All the entries need to be quoted exactly, apart from the pictures, which you should drop.

+-------+

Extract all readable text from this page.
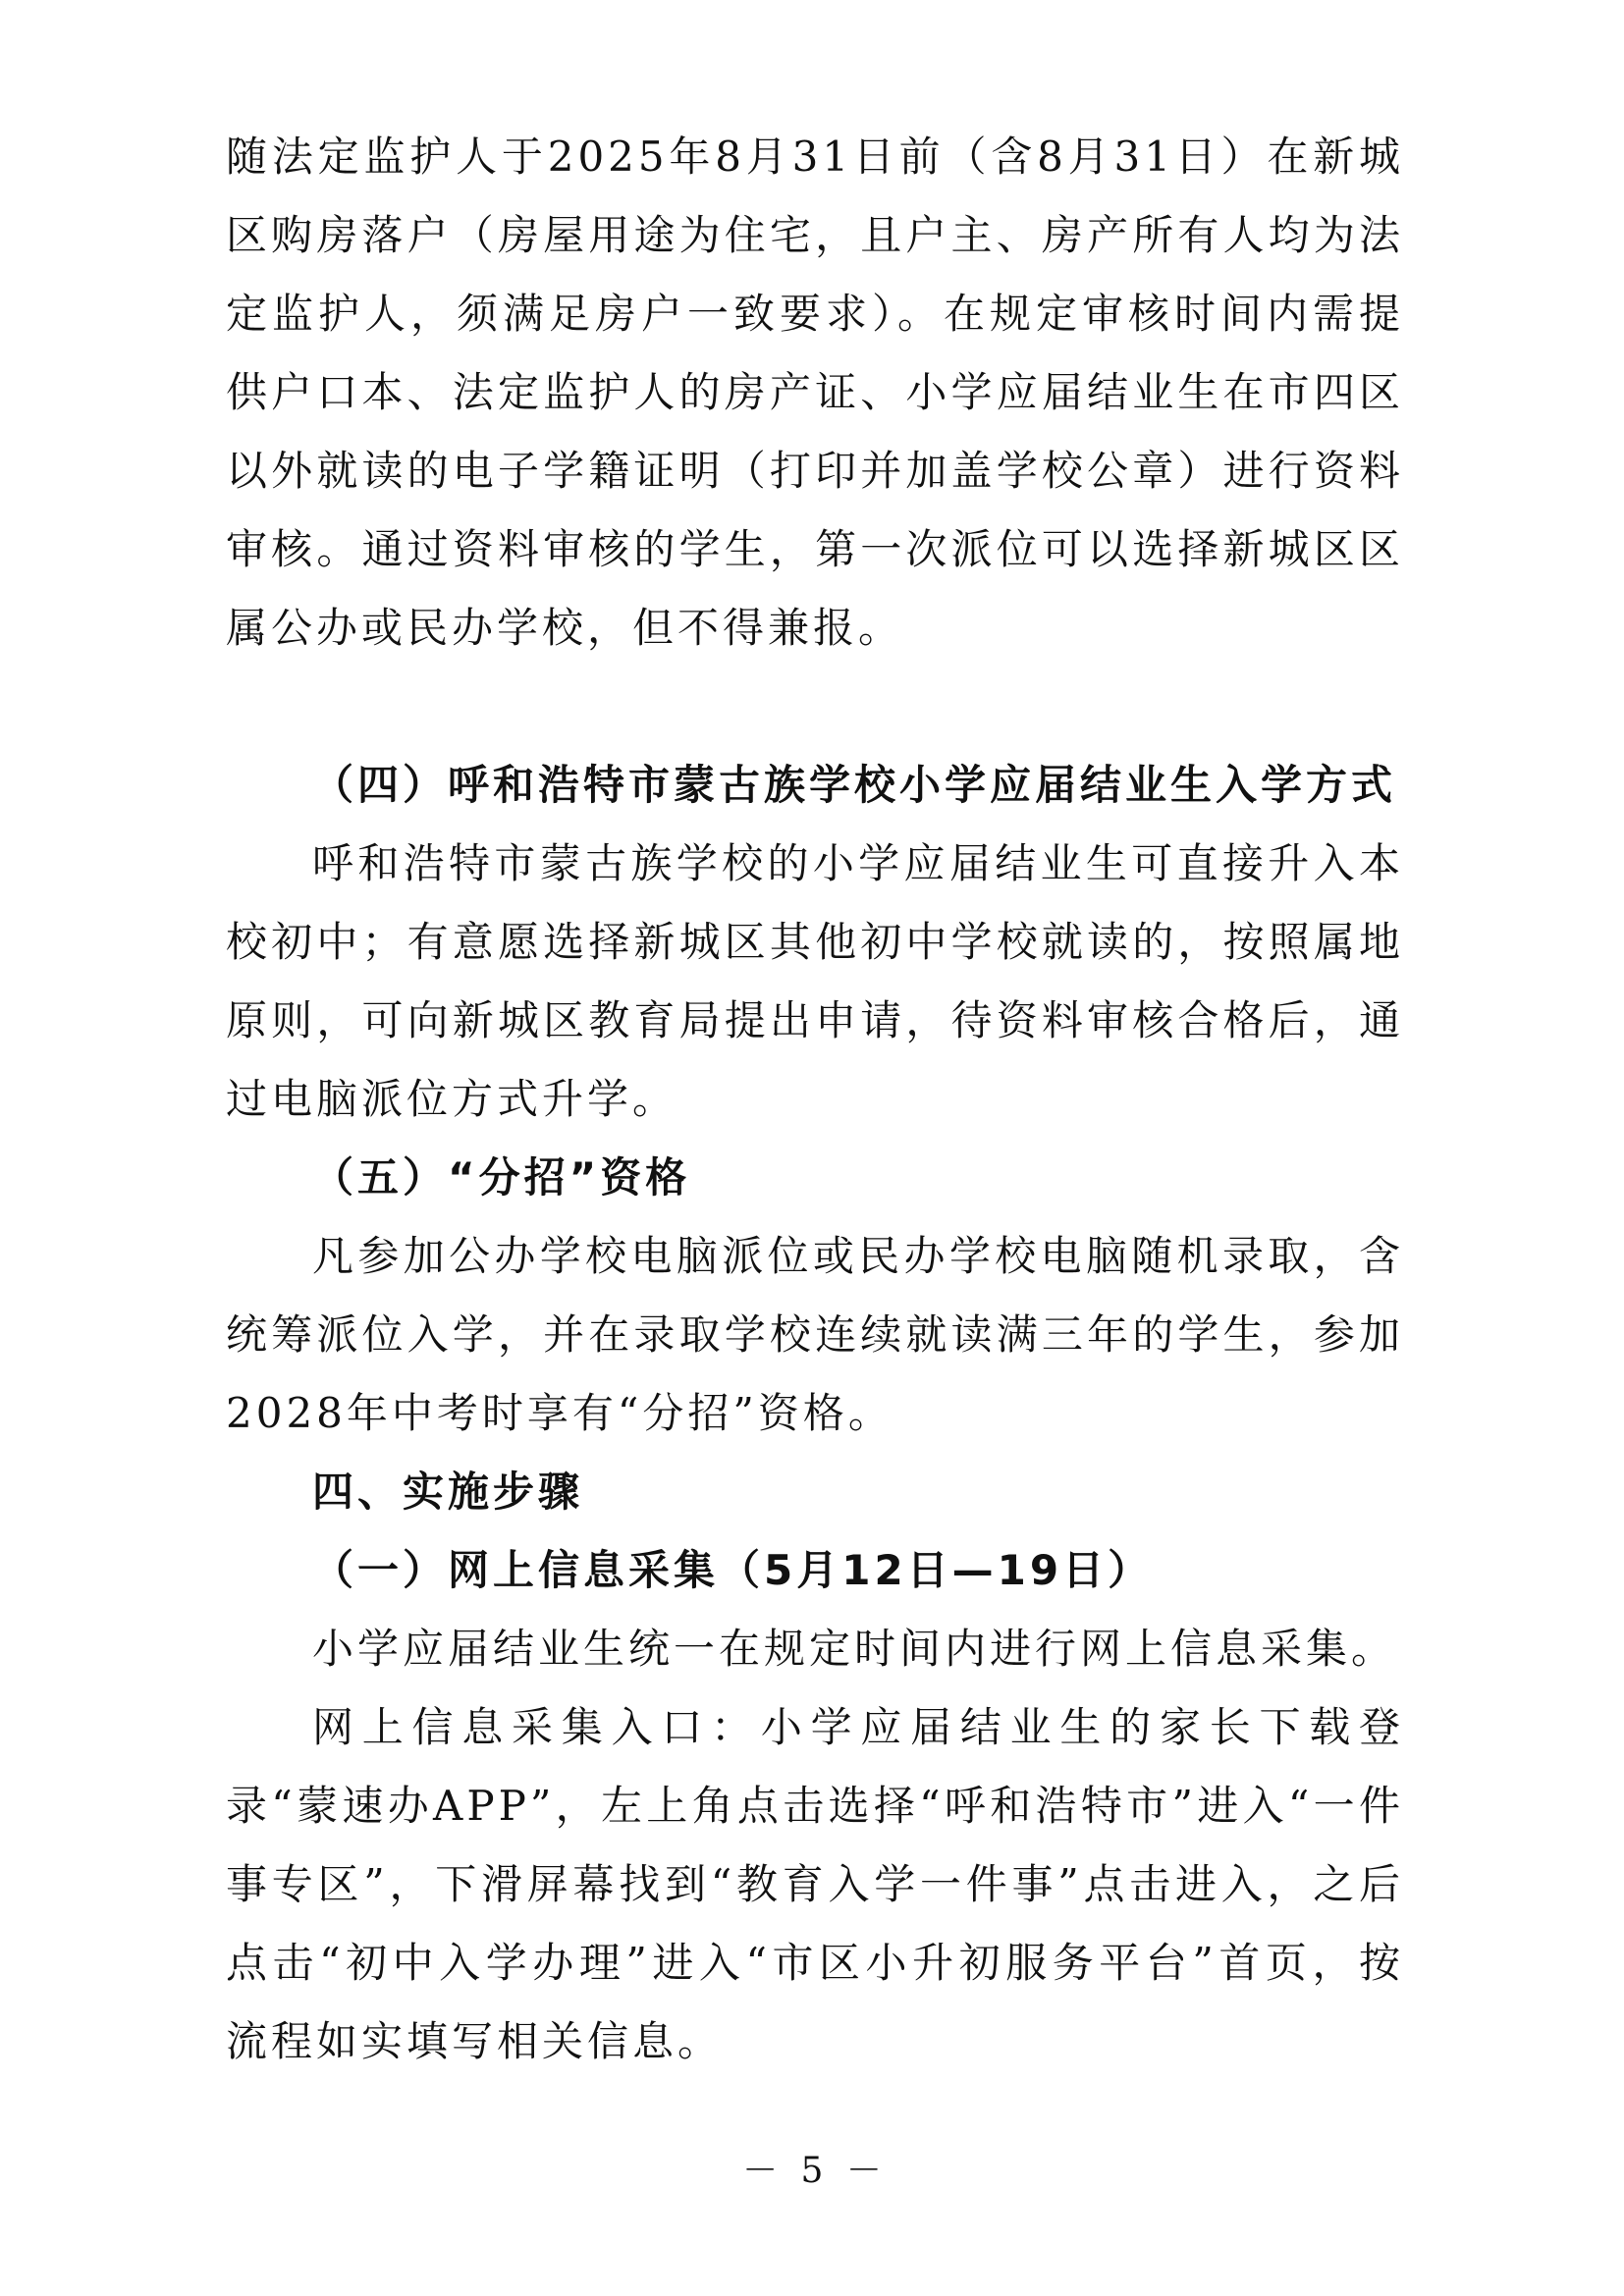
随法定监护人于2025年8月31日前（含8月31日）在新城区购房落户（房屋用途为住宅，且户主、房产所有人均为法定监护人，须满足房户一致要求）。在规定审核时间内需提供户口本、法定监护人的房产证、小学应届结业生在市四区以外就读的电子学籍证明（打印并加盖学校公章）进行资料审核。通过资料审核的学生，第一次派位可以选择新城区区属公办或民办学校，但不得兼报。

（四）呼和浩特市蒙古族学校小学应届结业生入学方式

呼和浩特市蒙古族学校的小学应届结业生可直接升入本校初中；有意愿选择新城区其他初中学校就读的，按照属地原则，可向新城区教育局提出申请，待资料审核合格后，通过电脑派位方式升学。

（五）“分招”资格

凡参加公办学校电脑派位或民办学校电脑随机录取，含统筹派位入学，并在录取学校连续就读满三年的学生，参加2028年中考时享有“分招”资格。

四、实施步骤

（一）网上信息采集（5月12日—19日）

小学应届结业生统一在规定时间内进行网上信息采集。

网上信息采集入口：小学应届结业生的家长下载登录“蒙速办APP”，左上角点击选择“呼和浩特市”进入“一件事专区”，下滑屏幕找到“教育入学一件事”点击进入，之后点击“初中入学办理”进入“市区小升初服务平台”首页，按流程如实填写相关信息。

－ 5 －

+-------+

◆ Correct result ◆
Extract all readable text from this page.
随法定监护人于2025年8月31日前（含8月31日）在新城区购房落户（房屋用途为住宅，且户主、房产所有人均为法定监护人，须满足房户一致要求）。在规定审核时间内需提供户口本、法定监护人的房产证、小学应届结业生在市四区以外就读的电子学籍证明（打印并加盖学校公章）进行资料审核。通过资料审核的学生，第一次派位可以选择新城区区属公办或民办学校，但不得兼报。

（四）呼和浩特市蒙古族学校小学应届结业生入学方式

呼和浩特市蒙古族学校的小学应届结业生可直接升入本校初中；有意愿选择新城区其他初中学校就读的，按照属地原则，可向新城区教育局提出申请，待资料审核合格后，通过电脑派位方式升学。

（五）“分招”资格

凡参加公办学校电脑派位或民办学校电脑随机录取，含统筹派位入学，并在录取学校连续就读满三年的学生，参加2028年中考时享有“分招”资格。

四、实施步骤

（一）网上信息采集（5月12日—19日）

小学应届结业生统一在规定时间内进行网上信息采集。

网上信息采集入口：小学应届结业生的家长下载登录“蒙速办APP”，左上角点击选择“呼和浩特市”进入“一件事专区”，下滑屏幕找到“教育入学一件事”点击进入，之后点击“初中入学办理”进入“市区小升初服务平台”首页，按流程如实填写相关信息。

－ 5 －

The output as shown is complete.